* What to work on
Repeat the records verbatim and leave the pictures out of your copy.
--- Provided material ---
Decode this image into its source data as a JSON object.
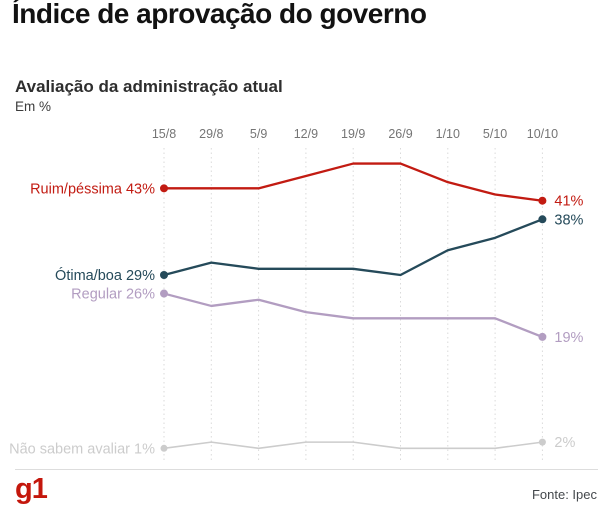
{
  "header": {
    "title": "Índice de aprovação do governo"
  },
  "chart": {
    "subtitle": "Avaliação da administração atual",
    "unit_label": "Em %"
  },
  "chart_data": {
    "type": "line",
    "title": "Avaliação da administração atual",
    "unit": "%",
    "x": [
      "15/8",
      "29/8",
      "5/9",
      "12/9",
      "19/9",
      "26/9",
      "1/10",
      "5/10",
      "10/10"
    ],
    "ylim": [
      0,
      50
    ],
    "grid": "vertical dotted line at each x tick",
    "legend_position": "inline labels at line start (name + first value) and line end (last value)",
    "series": [
      {
        "name": "Ruim/péssima",
        "slug": "ruim-pessima",
        "color": "#c21b12",
        "values": [
          43,
          43,
          43,
          45,
          47,
          47,
          44,
          42,
          41
        ],
        "start_label": "Ruim/péssima 43%",
        "end_label": "41%"
      },
      {
        "name": "Ótima/boa",
        "slug": "otima-boa",
        "color": "#254a5a",
        "values": [
          29,
          31,
          30,
          30,
          30,
          29,
          33,
          35,
          38
        ],
        "start_label": "Ótima/boa 29%",
        "end_label": "38%"
      },
      {
        "name": "Regular",
        "slug": "regular",
        "color": "#b29dc1",
        "values": [
          26,
          24,
          25,
          23,
          22,
          22,
          22,
          22,
          19
        ],
        "start_label": "Regular 26%",
        "end_label": "19%"
      },
      {
        "name": "Não sabem avaliar",
        "slug": "nao-sabem-avaliar",
        "color": "#cccccc",
        "values": [
          1,
          2,
          1,
          2,
          2,
          1,
          1,
          1,
          2
        ],
        "start_label": "Não sabem avaliar 1%",
        "end_label": "2%"
      }
    ],
    "tick_color": "#757575",
    "gridline_color": "#dadada"
  },
  "footer": {
    "logo_text": "g1",
    "logo_color": "#c4170c",
    "source": "Fonte: Ipec"
  }
}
---
* Answer below
Decode this image into its source data as a JSON object.
{
  "header": {
    "title": "Índice de aprovação do governo"
  },
  "chart": {
    "subtitle": "Avaliação da administração atual",
    "unit_label": "Em %"
  },
  "chart_data": {
    "type": "line",
    "title": "Avaliação da administração atual",
    "unit": "%",
    "x": [
      "15/8",
      "29/8",
      "5/9",
      "12/9",
      "19/9",
      "26/9",
      "1/10",
      "5/10",
      "10/10"
    ],
    "ylim": [
      0,
      50
    ],
    "grid": "vertical dotted line at each x tick",
    "legend_position": "inline labels at line start (name + first value) and line end (last value)",
    "series": [
      {
        "name": "Ruim/péssima",
        "slug": "ruim-pessima",
        "color": "#c21b12",
        "values": [
          43,
          43,
          43,
          45,
          47,
          47,
          44,
          42,
          41
        ],
        "start_label": "Ruim/péssima 43%",
        "end_label": "41%"
      },
      {
        "name": "Ótima/boa",
        "slug": "otima-boa",
        "color": "#254a5a",
        "values": [
          29,
          31,
          30,
          30,
          30,
          29,
          33,
          35,
          38
        ],
        "start_label": "Ótima/boa 29%",
        "end_label": "38%"
      },
      {
        "name": "Regular",
        "slug": "regular",
        "color": "#b29dc1",
        "values": [
          26,
          24,
          25,
          23,
          22,
          22,
          22,
          22,
          19
        ],
        "start_label": "Regular 26%",
        "end_label": "19%"
      },
      {
        "name": "Não sabem avaliar",
        "slug": "nao-sabem-avaliar",
        "color": "#cccccc",
        "values": [
          1,
          2,
          1,
          2,
          2,
          1,
          1,
          1,
          2
        ],
        "start_label": "Não sabem avaliar 1%",
        "end_label": "2%"
      }
    ],
    "tick_color": "#757575",
    "gridline_color": "#dadada"
  },
  "footer": {
    "logo_text": "g1",
    "logo_color": "#c4170c",
    "source": "Fonte: Ipec"
  }
}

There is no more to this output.